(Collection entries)
======
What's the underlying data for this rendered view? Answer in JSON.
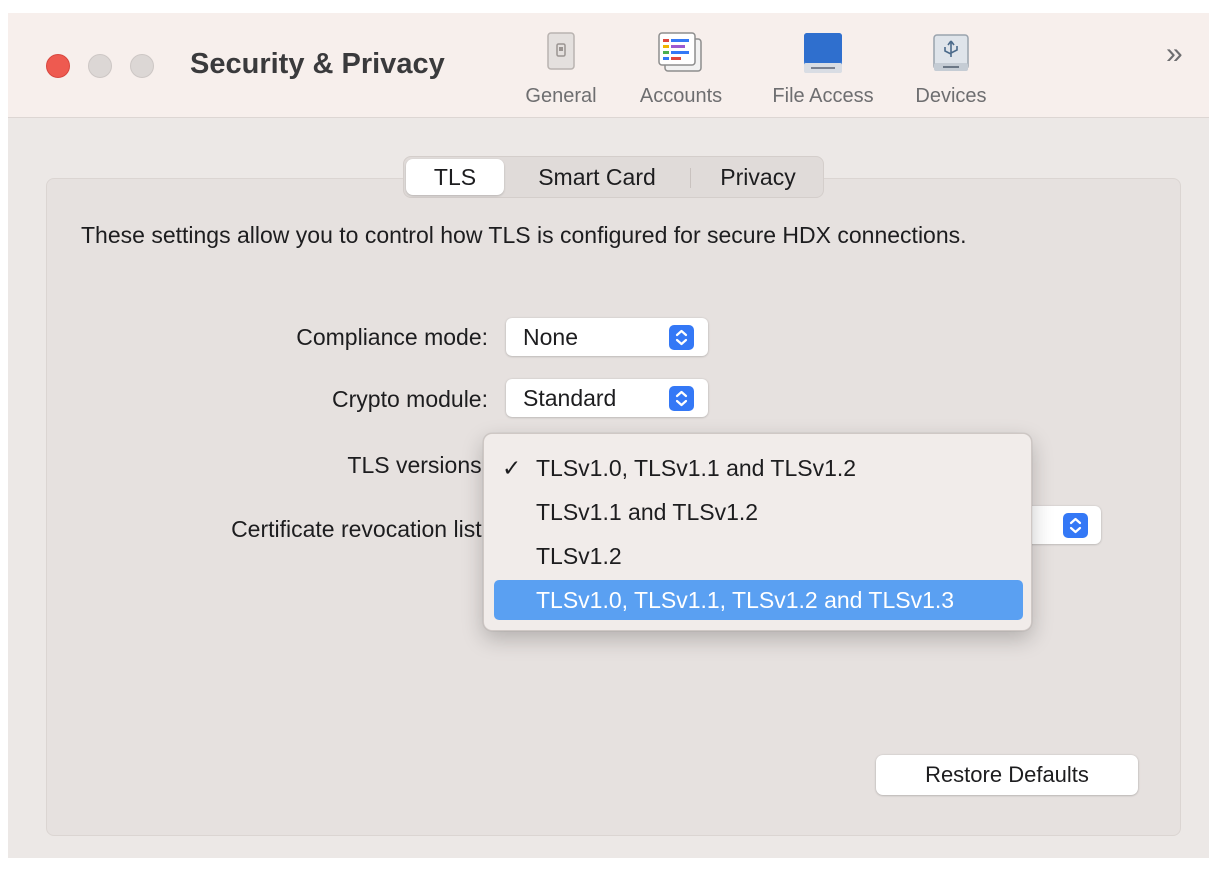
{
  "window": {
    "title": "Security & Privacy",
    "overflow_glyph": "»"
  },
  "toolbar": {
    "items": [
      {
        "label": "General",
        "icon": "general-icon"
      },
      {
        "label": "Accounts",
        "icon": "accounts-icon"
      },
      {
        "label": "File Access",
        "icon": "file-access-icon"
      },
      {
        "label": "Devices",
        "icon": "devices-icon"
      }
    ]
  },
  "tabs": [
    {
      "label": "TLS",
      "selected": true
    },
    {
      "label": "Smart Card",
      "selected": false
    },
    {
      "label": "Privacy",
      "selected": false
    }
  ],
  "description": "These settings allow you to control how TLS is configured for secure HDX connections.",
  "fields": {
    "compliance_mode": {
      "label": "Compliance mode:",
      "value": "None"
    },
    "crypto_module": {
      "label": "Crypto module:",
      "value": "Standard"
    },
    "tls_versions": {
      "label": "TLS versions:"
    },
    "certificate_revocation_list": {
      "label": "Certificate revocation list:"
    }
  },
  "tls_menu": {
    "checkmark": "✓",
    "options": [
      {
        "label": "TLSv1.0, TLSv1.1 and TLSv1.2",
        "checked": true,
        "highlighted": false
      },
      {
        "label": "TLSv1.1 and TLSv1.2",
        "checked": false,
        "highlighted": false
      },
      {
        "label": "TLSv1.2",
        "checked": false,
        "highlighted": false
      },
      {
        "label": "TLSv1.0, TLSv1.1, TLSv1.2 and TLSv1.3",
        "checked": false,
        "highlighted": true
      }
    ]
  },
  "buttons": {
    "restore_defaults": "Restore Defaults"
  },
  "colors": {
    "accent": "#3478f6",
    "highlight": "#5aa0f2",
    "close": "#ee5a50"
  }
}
======
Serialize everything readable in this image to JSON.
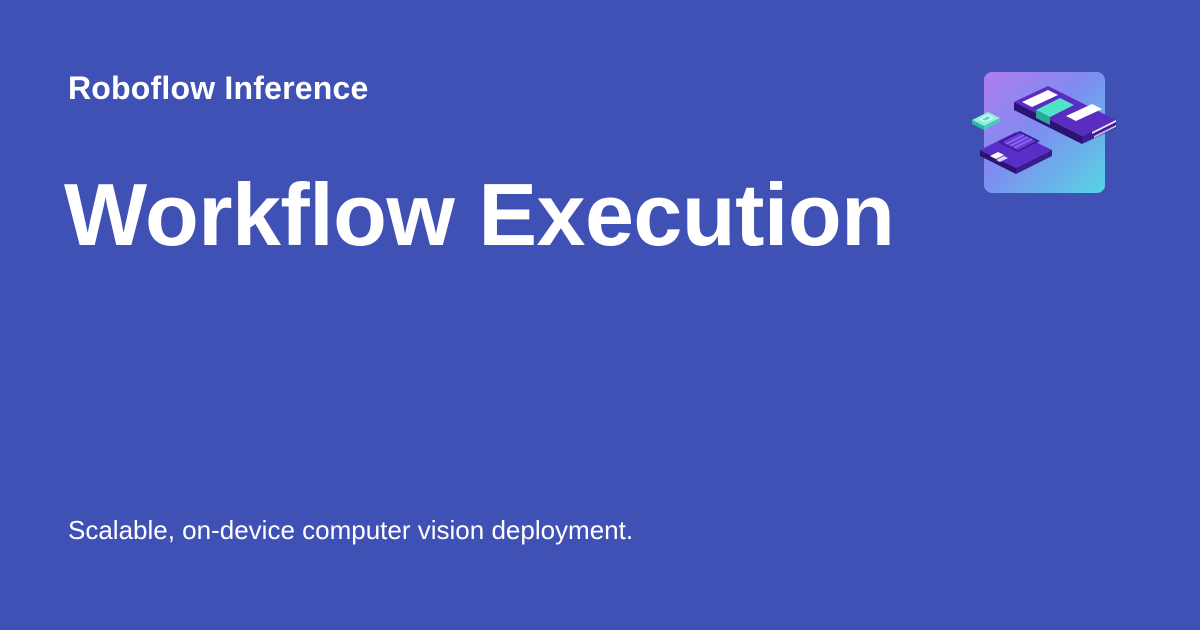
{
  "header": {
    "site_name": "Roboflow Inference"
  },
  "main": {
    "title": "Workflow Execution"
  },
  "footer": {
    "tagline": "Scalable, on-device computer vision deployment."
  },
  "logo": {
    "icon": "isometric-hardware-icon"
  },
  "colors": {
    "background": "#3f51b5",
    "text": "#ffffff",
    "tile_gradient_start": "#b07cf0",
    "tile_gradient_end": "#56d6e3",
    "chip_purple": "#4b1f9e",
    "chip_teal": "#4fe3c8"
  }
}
======
| TO BE DONE |
Pull out each line of the records holding the string "JSON".

| RESULT BELOW |
What's the underlying data for this rendered view? Answer in JSON.
Serialize everything readable in this image to JSON.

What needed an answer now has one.